> _Brief_: Print out each entry below exactly, please.

> _Data to process_:
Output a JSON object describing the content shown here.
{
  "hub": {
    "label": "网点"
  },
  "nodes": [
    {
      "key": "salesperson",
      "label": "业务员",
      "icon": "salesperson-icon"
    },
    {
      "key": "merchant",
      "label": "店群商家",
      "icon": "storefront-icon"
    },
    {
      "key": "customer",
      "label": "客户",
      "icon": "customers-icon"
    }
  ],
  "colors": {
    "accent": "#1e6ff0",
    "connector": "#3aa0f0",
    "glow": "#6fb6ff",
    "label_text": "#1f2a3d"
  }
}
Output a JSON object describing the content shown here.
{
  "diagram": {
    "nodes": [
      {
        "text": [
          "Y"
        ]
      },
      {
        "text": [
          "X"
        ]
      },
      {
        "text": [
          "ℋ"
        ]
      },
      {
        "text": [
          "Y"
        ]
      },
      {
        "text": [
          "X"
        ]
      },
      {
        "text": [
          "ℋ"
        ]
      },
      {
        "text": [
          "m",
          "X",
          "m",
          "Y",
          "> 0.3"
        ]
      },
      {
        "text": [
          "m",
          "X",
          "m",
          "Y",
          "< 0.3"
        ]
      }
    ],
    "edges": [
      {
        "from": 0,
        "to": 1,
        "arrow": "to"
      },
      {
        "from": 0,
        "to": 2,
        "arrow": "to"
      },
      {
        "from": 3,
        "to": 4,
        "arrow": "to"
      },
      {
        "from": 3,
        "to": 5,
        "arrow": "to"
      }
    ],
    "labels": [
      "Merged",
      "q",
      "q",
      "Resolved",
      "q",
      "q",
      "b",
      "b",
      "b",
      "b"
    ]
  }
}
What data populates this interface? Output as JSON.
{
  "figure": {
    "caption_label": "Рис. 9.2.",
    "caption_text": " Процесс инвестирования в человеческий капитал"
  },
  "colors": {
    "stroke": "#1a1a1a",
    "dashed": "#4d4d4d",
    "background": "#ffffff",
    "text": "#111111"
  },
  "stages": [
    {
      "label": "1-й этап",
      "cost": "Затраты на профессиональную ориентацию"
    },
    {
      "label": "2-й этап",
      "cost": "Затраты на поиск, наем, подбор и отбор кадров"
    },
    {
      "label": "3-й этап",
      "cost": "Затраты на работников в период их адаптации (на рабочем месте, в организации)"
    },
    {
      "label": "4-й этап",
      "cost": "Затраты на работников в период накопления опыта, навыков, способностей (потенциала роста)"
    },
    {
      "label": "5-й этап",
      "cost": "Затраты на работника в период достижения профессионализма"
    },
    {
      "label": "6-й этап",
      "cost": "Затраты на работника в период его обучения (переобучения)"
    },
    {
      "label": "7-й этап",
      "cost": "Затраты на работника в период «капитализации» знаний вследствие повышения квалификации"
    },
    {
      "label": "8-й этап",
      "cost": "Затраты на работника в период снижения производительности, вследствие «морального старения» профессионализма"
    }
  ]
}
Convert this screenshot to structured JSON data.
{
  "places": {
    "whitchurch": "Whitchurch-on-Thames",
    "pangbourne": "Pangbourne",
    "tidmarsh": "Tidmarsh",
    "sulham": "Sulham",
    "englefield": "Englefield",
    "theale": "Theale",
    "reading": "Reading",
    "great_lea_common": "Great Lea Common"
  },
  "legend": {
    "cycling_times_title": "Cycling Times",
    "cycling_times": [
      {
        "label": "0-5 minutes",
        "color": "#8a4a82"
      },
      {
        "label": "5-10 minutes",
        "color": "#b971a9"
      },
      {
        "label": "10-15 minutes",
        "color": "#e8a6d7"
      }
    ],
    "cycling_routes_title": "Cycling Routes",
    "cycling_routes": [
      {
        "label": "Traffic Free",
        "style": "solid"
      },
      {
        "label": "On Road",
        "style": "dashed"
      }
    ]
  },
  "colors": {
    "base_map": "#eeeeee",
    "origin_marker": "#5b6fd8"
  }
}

> _Exercise result_:
Output a JSON object describing the content shown here.
{
  "hub": {
    "label": "网点"
  },
  "nodes": [
    {
      "key": "salesperson",
      "label": "业务员",
      "icon": "salesperson-icon"
    },
    {
      "key": "merchant",
      "label": "店群商家",
      "icon": "storefront-icon"
    },
    {
      "key": "customer",
      "label": "客户",
      "icon": "customers-icon"
    }
  ],
  "colors": {
    "accent": "#1e6ff0",
    "connector": "#3aa0f0",
    "glow": "#6fb6ff",
    "label_text": "#1f2a3d"
  }
}
Output a JSON object describing the content shown here.
{
  "diagram": {
    "nodes": [
      {
        "text": [
          "Y"
        ]
      },
      {
        "text": [
          "X"
        ]
      },
      {
        "text": [
          "ℋ"
        ]
      },
      {
        "text": [
          "Y"
        ]
      },
      {
        "text": [
          "X"
        ]
      },
      {
        "text": [
          "ℋ"
        ]
      },
      {
        "text": [
          "m",
          "X",
          "m",
          "Y",
          "> 0.3"
        ]
      },
      {
        "text": [
          "m",
          "X",
          "m",
          "Y",
          "< 0.3"
        ]
      }
    ],
    "edges": [
      {
        "from": 0,
        "to": 1,
        "arrow": "to"
      },
      {
        "from": 0,
        "to": 2,
        "arrow": "to"
      },
      {
        "from": 3,
        "to": 4,
        "arrow": "to"
      },
      {
        "from": 3,
        "to": 5,
        "arrow": "to"
      }
    ],
    "labels": [
      "Merged",
      "q",
      "q",
      "Resolved",
      "q",
      "q",
      "b",
      "b",
      "b",
      "b"
    ]
  }
}
What data populates this interface? Output as JSON.
{
  "figure": {
    "caption_label": "Рис. 9.2.",
    "caption_text": " Процесс инвестирования в человеческий капитал"
  },
  "colors": {
    "stroke": "#1a1a1a",
    "dashed": "#4d4d4d",
    "background": "#ffffff",
    "text": "#111111"
  },
  "stages": [
    {
      "label": "1-й этап",
      "cost": "Затраты на профессиональную ориентацию"
    },
    {
      "label": "2-й этап",
      "cost": "Затраты на поиск, наем, подбор и отбор кадров"
    },
    {
      "label": "3-й этап",
      "cost": "Затраты на работников в период их адаптации (на рабочем месте, в организации)"
    },
    {
      "label": "4-й этап",
      "cost": "Затраты на работников в период накопления опыта, навыков, способностей (потенциала роста)"
    },
    {
      "label": "5-й этап",
      "cost": "Затраты на работника в период достижения профессионализма"
    },
    {
      "label": "6-й этап",
      "cost": "Затраты на работника в период его обучения (переобучения)"
    },
    {
      "label": "7-й этап",
      "cost": "Затраты на работника в период «капитализации» знаний вследствие повышения квалификации"
    },
    {
      "label": "8-й этап",
      "cost": "Затраты на работника в период снижения производительности, вследствие «морального старения» профессионализма"
    }
  ]
}
Convert this screenshot to structured JSON data.
{
  "places": {
    "whitchurch": "Whitchurch-on-Thames",
    "pangbourne": "Pangbourne",
    "tidmarsh": "Tidmarsh",
    "sulham": "Sulham",
    "englefield": "Englefield",
    "theale": "Theale",
    "reading": "Reading",
    "great_lea_common": "Great Lea Common"
  },
  "legend": {
    "cycling_times_title": "Cycling Times",
    "cycling_times": [
      {
        "label": "0-5 minutes",
        "color": "#8a4a82"
      },
      {
        "label": "5-10 minutes",
        "color": "#b971a9"
      },
      {
        "label": "10-15 minutes",
        "color": "#e8a6d7"
      }
    ],
    "cycling_routes_title": "Cycling Routes",
    "cycling_routes": [
      {
        "label": "Traffic Free",
        "style": "solid"
      },
      {
        "label": "On Road",
        "style": "dashed"
      }
    ]
  },
  "colors": {
    "base_map": "#eeeeee",
    "origin_marker": "#5b6fd8"
  }
}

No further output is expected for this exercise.